__Problem__
Retype each entry below exactly as it stands.
>> START Listed entries
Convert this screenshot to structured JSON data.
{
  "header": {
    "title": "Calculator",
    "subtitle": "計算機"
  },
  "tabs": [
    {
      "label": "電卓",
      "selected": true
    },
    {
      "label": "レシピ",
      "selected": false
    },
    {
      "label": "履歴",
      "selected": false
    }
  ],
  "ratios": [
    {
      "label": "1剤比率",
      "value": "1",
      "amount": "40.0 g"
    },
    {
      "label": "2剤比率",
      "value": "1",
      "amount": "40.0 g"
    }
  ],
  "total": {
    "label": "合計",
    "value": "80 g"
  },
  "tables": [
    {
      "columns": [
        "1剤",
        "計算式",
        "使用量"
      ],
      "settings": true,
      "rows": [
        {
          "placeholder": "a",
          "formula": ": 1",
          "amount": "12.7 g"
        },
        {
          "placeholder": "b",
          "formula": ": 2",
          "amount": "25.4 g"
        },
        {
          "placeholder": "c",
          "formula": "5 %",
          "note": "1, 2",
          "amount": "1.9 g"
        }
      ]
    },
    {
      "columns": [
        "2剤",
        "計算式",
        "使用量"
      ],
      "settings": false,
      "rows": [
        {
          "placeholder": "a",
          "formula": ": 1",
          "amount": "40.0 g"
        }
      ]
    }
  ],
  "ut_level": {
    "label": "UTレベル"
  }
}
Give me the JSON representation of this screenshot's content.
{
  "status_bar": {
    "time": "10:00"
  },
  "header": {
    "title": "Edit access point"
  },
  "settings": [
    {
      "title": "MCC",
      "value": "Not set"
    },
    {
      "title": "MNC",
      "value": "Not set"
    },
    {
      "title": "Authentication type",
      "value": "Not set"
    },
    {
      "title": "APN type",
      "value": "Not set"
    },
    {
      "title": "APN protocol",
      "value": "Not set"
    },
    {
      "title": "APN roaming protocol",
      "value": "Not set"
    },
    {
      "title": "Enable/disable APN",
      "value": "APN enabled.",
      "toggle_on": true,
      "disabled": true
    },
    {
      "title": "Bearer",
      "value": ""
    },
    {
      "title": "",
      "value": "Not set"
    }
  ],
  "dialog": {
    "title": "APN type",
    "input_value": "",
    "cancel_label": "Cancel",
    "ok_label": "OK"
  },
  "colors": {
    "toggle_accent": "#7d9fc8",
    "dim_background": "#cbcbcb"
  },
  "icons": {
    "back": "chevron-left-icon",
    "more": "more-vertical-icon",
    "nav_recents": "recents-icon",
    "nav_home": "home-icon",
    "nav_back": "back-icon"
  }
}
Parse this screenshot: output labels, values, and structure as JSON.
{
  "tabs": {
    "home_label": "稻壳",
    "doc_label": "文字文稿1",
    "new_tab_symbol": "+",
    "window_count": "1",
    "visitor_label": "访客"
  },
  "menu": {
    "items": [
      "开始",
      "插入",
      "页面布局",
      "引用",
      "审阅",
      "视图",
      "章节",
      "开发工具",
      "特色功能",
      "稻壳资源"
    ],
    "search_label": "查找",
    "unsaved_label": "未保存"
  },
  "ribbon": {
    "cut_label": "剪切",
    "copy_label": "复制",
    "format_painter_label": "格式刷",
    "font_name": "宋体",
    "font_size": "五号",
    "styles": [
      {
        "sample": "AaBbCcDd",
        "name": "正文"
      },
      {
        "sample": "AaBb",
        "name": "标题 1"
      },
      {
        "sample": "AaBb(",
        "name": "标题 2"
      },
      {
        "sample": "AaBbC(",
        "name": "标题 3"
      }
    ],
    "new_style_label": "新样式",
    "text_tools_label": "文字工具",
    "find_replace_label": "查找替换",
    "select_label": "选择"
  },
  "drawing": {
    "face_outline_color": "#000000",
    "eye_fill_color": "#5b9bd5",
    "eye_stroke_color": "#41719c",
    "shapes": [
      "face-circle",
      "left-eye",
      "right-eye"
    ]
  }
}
>> END Listed entries
__Solved problem__
Convert this screenshot to structured JSON data.
{
  "header": {
    "title": "Calculator",
    "subtitle": "計算機"
  },
  "tabs": [
    {
      "label": "電卓",
      "selected": true
    },
    {
      "label": "レシピ",
      "selected": false
    },
    {
      "label": "履歴",
      "selected": false
    }
  ],
  "ratios": [
    {
      "label": "1剤比率",
      "value": "1",
      "amount": "40.0 g"
    },
    {
      "label": "2剤比率",
      "value": "1",
      "amount": "40.0 g"
    }
  ],
  "total": {
    "label": "合計",
    "value": "80 g"
  },
  "tables": [
    {
      "columns": [
        "1剤",
        "計算式",
        "使用量"
      ],
      "settings": true,
      "rows": [
        {
          "placeholder": "a",
          "formula": ": 1",
          "amount": "12.7 g"
        },
        {
          "placeholder": "b",
          "formula": ": 2",
          "amount": "25.4 g"
        },
        {
          "placeholder": "c",
          "formula": "5 %",
          "note": "1, 2",
          "amount": "1.9 g"
        }
      ]
    },
    {
      "columns": [
        "2剤",
        "計算式",
        "使用量"
      ],
      "settings": false,
      "rows": [
        {
          "placeholder": "a",
          "formula": ": 1",
          "amount": "40.0 g"
        }
      ]
    }
  ],
  "ut_level": {
    "label": "UTレベル"
  }
}
Give me the JSON representation of this screenshot's content.
{
  "status_bar": {
    "time": "10:00"
  },
  "header": {
    "title": "Edit access point"
  },
  "settings": [
    {
      "title": "MCC",
      "value": "Not set"
    },
    {
      "title": "MNC",
      "value": "Not set"
    },
    {
      "title": "Authentication type",
      "value": "Not set"
    },
    {
      "title": "APN type",
      "value": "Not set"
    },
    {
      "title": "APN protocol",
      "value": "Not set"
    },
    {
      "title": "APN roaming protocol",
      "value": "Not set"
    },
    {
      "title": "Enable/disable APN",
      "value": "APN enabled.",
      "toggle_on": true,
      "disabled": true
    },
    {
      "title": "Bearer",
      "value": ""
    },
    {
      "title": "",
      "value": "Not set"
    }
  ],
  "dialog": {
    "title": "APN type",
    "input_value": "",
    "cancel_label": "Cancel",
    "ok_label": "OK"
  },
  "colors": {
    "toggle_accent": "#7d9fc8",
    "dim_background": "#cbcbcb"
  },
  "icons": {
    "back": "chevron-left-icon",
    "more": "more-vertical-icon",
    "nav_recents": "recents-icon",
    "nav_home": "home-icon",
    "nav_back": "back-icon"
  }
}
Parse this screenshot: output labels, values, and structure as JSON.
{
  "tabs": {
    "home_label": "稻壳",
    "doc_label": "文字文稿1",
    "new_tab_symbol": "+",
    "window_count": "1",
    "visitor_label": "访客"
  },
  "menu": {
    "items": [
      "开始",
      "插入",
      "页面布局",
      "引用",
      "审阅",
      "视图",
      "章节",
      "开发工具",
      "特色功能",
      "稻壳资源"
    ],
    "search_label": "查找",
    "unsaved_label": "未保存"
  },
  "ribbon": {
    "cut_label": "剪切",
    "copy_label": "复制",
    "format_painter_label": "格式刷",
    "font_name": "宋体",
    "font_size": "五号",
    "styles": [
      {
        "sample": "AaBbCcDd",
        "name": "正文"
      },
      {
        "sample": "AaBb",
        "name": "标题 1"
      },
      {
        "sample": "AaBb(",
        "name": "标题 2"
      },
      {
        "sample": "AaBbC(",
        "name": "标题 3"
      }
    ],
    "new_style_label": "新样式",
    "text_tools_label": "文字工具",
    "find_replace_label": "查找替换",
    "select_label": "选择"
  },
  "drawing": {
    "face_outline_color": "#000000",
    "eye_fill_color": "#5b9bd5",
    "eye_stroke_color": "#41719c",
    "shapes": [
      "face-circle",
      "left-eye",
      "right-eye"
    ]
  }
}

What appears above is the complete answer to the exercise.